#### INSTRUÇÃO
Pode reproduzir todas as linhas abaixo sem alterar nada, deixando as imagens de fora da resposta?

━━ MATERIAL DO EXERCÍCIO

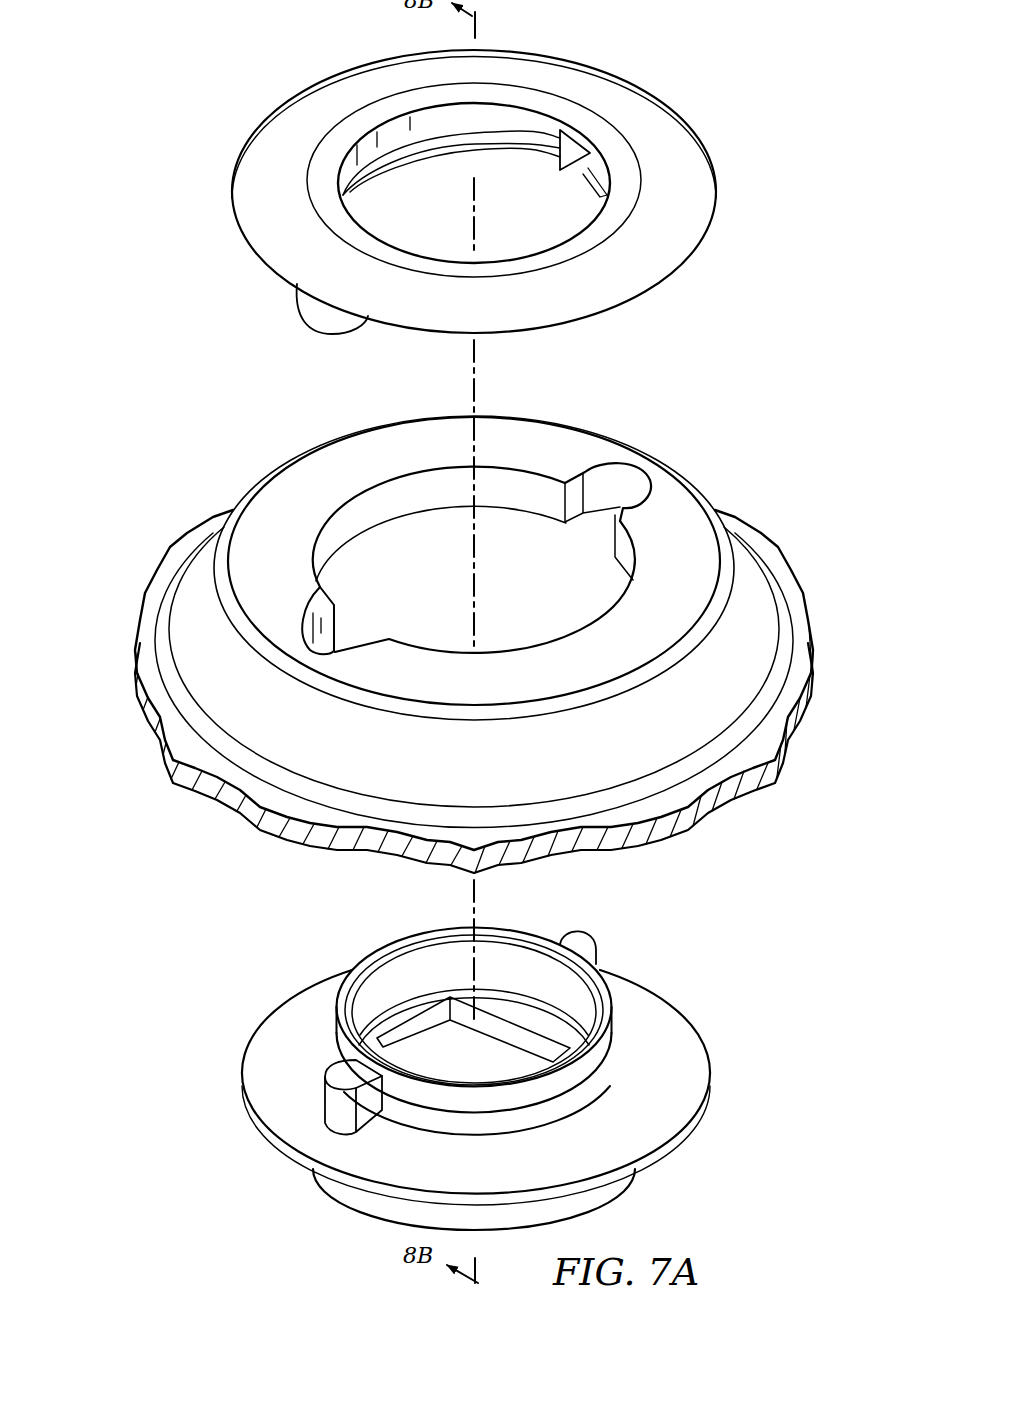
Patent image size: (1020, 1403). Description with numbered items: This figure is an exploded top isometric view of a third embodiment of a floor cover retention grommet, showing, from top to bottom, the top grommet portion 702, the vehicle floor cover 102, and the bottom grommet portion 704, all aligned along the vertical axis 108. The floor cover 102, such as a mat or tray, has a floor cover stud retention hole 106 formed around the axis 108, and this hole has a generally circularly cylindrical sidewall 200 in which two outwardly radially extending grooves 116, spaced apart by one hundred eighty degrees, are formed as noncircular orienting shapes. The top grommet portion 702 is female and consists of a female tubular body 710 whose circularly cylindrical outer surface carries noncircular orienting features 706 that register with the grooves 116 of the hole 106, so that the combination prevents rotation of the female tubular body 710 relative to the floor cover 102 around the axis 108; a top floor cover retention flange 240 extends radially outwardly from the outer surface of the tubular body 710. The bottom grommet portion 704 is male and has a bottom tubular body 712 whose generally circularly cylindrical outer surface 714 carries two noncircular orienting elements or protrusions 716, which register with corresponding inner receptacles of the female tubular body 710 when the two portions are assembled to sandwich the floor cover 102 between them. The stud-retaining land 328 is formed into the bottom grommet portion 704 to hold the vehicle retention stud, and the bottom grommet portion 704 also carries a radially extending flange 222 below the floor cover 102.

The vehicle floor cover 102 is at (111, 631).
The floor cover stud retention hole 106 is at (447, 585).
The vertical axis 108 is at (483, 396).
The outwardly laterally radially extending grooves 116 is at (628, 485).
The circularly cylindrical sidewall 200 is at (413, 490).
The flange 222 is at (282, 1013).
The top floor cover retention flange 240 is at (298, 115).
The stud-retaining land 328 is at (560, 1023).
The top grommet portion 702 is at (204, 169).
The bottom grommet portion 704 is at (210, 1089).
The noncircular orienting features 706 is at (300, 313).
The female tubular body 710 is at (507, 123).
The bottom tubular body 712 is at (575, 1099).
The circularly cylindrical outer surface 714 is at (353, 963).
The noncircular orienting elements or protrusions 716 is at (330, 1113).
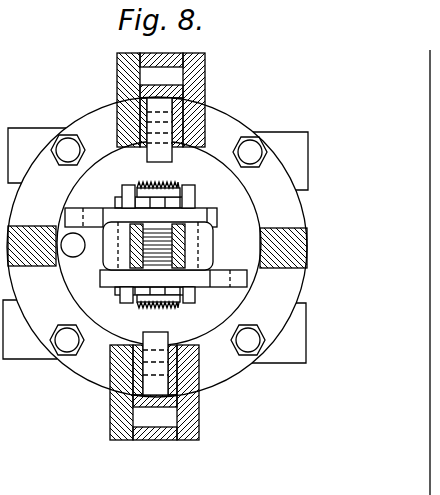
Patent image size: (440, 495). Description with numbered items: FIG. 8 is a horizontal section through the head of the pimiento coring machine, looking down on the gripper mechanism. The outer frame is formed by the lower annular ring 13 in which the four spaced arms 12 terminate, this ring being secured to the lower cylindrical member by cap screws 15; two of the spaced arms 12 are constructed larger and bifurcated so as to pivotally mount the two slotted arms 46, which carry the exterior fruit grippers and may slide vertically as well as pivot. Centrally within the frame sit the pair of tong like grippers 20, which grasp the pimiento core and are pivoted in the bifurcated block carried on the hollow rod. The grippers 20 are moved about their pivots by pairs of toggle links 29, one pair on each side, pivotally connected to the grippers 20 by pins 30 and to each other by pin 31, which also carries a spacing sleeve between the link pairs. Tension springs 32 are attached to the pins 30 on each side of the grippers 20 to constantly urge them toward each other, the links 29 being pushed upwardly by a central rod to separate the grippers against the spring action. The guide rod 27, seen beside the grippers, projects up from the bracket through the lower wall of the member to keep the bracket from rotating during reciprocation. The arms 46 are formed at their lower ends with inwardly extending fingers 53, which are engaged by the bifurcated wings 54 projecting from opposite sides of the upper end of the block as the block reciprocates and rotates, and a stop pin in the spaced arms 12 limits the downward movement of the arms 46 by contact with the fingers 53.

The spaced arms 12 is at (206, 83).
The lower annular ring 13 is at (236, 114).
The cap screws 15 is at (70, 137).
The tong like grippers 20 is at (140, 250).
The guide rod 27 is at (70, 256).
The toggle links 29 is at (120, 208).
The pins 30 is at (128, 184).
The pin 31 is at (158, 312).
The tension springs 32 is at (158, 181).
The arms 46 is at (176, 56).
The fingers 53 is at (163, 155).
The bifurcated wings 54 is at (77, 208).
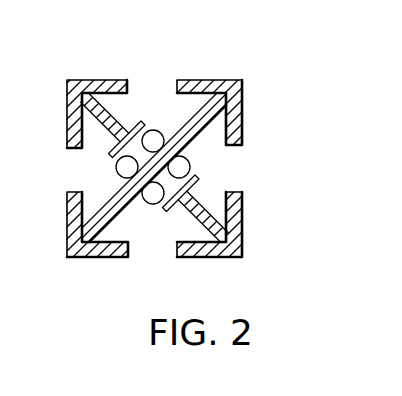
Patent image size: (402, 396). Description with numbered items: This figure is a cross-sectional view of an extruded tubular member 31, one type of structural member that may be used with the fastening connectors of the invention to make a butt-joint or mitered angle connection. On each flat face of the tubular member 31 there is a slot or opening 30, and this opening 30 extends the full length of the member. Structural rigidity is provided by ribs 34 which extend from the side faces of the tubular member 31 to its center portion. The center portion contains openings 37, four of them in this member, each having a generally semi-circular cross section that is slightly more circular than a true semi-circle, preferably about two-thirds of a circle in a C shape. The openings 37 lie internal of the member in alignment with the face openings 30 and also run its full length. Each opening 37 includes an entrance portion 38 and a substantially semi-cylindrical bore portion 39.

The slot or opening 30 is at (150, 86).
The tubular member 31 is at (258, 97).
The rib 34 is at (103, 127).
The opening 37 is at (190, 168).
The entrance portion 38 is at (143, 197).
The semi-cylindrical bore portion 39 is at (167, 197).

━━━━

#### RESULTADO
Patent image size: (1020, 1403). Description with numbered items: This figure is an exploded top isometric view of a third embodiment of a floor cover retention grommet, showing, from top to bottom, the top grommet portion 702, the vehicle floor cover 102, and the bottom grommet portion 704, all aligned along the vertical axis 108. The floor cover 102, such as a mat or tray, has a floor cover stud retention hole 106 formed around the axis 108, and this hole has a generally circularly cylindrical sidewall 200 in which two outwardly radially extending grooves 116, spaced apart by one hundred eighty degrees, are formed as noncircular orienting shapes. The top grommet portion 702 is female and consists of a female tubular body 710 whose circularly cylindrical outer surface carries noncircular orienting features 706 that register with the grooves 116 of the hole 106, so that the combination prevents rotation of the female tubular body 710 relative to the floor cover 102 around the axis 108; a top floor cover retention flange 240 extends radially outwardly from the outer surface of the tubular body 710. The bottom grommet portion 704 is male and has a bottom tubular body 712 whose generally circularly cylindrical outer surface 714 carries two noncircular orienting elements or protrusions 716, which register with corresponding inner receptacles of the female tubular body 710 when the two portions are assembled to sandwich the floor cover 102 between them. The stud-retaining land 328 is formed into the bottom grommet portion 704 to hold the vehicle retention stud, and the bottom grommet portion 704 also carries a radially extending flange 222 below the floor cover 102.

The vehicle floor cover 102 is at (111, 631).
The floor cover stud retention hole 106 is at (447, 585).
The vertical axis 108 is at (483, 396).
The outwardly laterally radially extending grooves 116 is at (628, 485).
The circularly cylindrical sidewall 200 is at (413, 490).
The flange 222 is at (282, 1013).
The top floor cover retention flange 240 is at (298, 115).
The stud-retaining land 328 is at (560, 1023).
The top grommet portion 702 is at (204, 169).
The bottom grommet portion 704 is at (210, 1089).
The noncircular orienting features 706 is at (300, 313).
The female tubular body 710 is at (507, 123).
The bottom tubular body 712 is at (575, 1099).
The circularly cylindrical outer surface 714 is at (353, 963).
The noncircular orienting elements or protrusions 716 is at (330, 1113).
Patent image size: (440, 495). Description with numbered items: FIG. 8 is a horizontal section through the head of the pimiento coring machine, looking down on the gripper mechanism. The outer frame is formed by the lower annular ring 13 in which the four spaced arms 12 terminate, this ring being secured to the lower cylindrical member by cap screws 15; two of the spaced arms 12 are constructed larger and bifurcated so as to pivotally mount the two slotted arms 46, which carry the exterior fruit grippers and may slide vertically as well as pivot. Centrally within the frame sit the pair of tong like grippers 20, which grasp the pimiento core and are pivoted in the bifurcated block carried on the hollow rod. The grippers 20 are moved about their pivots by pairs of toggle links 29, one pair on each side, pivotally connected to the grippers 20 by pins 30 and to each other by pin 31, which also carries a spacing sleeve between the link pairs. Tension springs 32 are attached to the pins 30 on each side of the grippers 20 to constantly urge them toward each other, the links 29 being pushed upwardly by a central rod to separate the grippers against the spring action. The guide rod 27, seen beside the grippers, projects up from the bracket through the lower wall of the member to keep the bracket from rotating during reciprocation. The arms 46 are formed at their lower ends with inwardly extending fingers 53, which are engaged by the bifurcated wings 54 projecting from opposite sides of the upper end of the block as the block reciprocates and rotates, and a stop pin in the spaced arms 12 limits the downward movement of the arms 46 by contact with the fingers 53.

The spaced arms 12 is at (206, 83).
The lower annular ring 13 is at (236, 114).
The cap screws 15 is at (70, 137).
The tong like grippers 20 is at (140, 250).
The guide rod 27 is at (70, 256).
The toggle links 29 is at (120, 208).
The pins 30 is at (128, 184).
The pin 31 is at (158, 312).
The tension springs 32 is at (158, 181).
The arms 46 is at (176, 56).
The fingers 53 is at (163, 155).
The bifurcated wings 54 is at (77, 208).
Patent image size: (402, 396). Description with numbered items: This figure is a cross-sectional view of an extruded tubular member 31, one type of structural member that may be used with the fastening connectors of the invention to make a butt-joint or mitered angle connection. On each flat face of the tubular member 31 there is a slot or opening 30, and this opening 30 extends the full length of the member. Structural rigidity is provided by ribs 34 which extend from the side faces of the tubular member 31 to its center portion. The center portion contains openings 37, four of them in this member, each having a generally semi-circular cross section that is slightly more circular than a true semi-circle, preferably about two-thirds of a circle in a C shape. The openings 37 lie internal of the member in alignment with the face openings 30 and also run its full length. Each opening 37 includes an entrance portion 38 and a substantially semi-cylindrical bore portion 39.

The slot or opening 30 is at (150, 86).
The tubular member 31 is at (258, 97).
The rib 34 is at (103, 127).
The opening 37 is at (190, 168).
The entrance portion 38 is at (143, 197).
The semi-cylindrical bore portion 39 is at (167, 197).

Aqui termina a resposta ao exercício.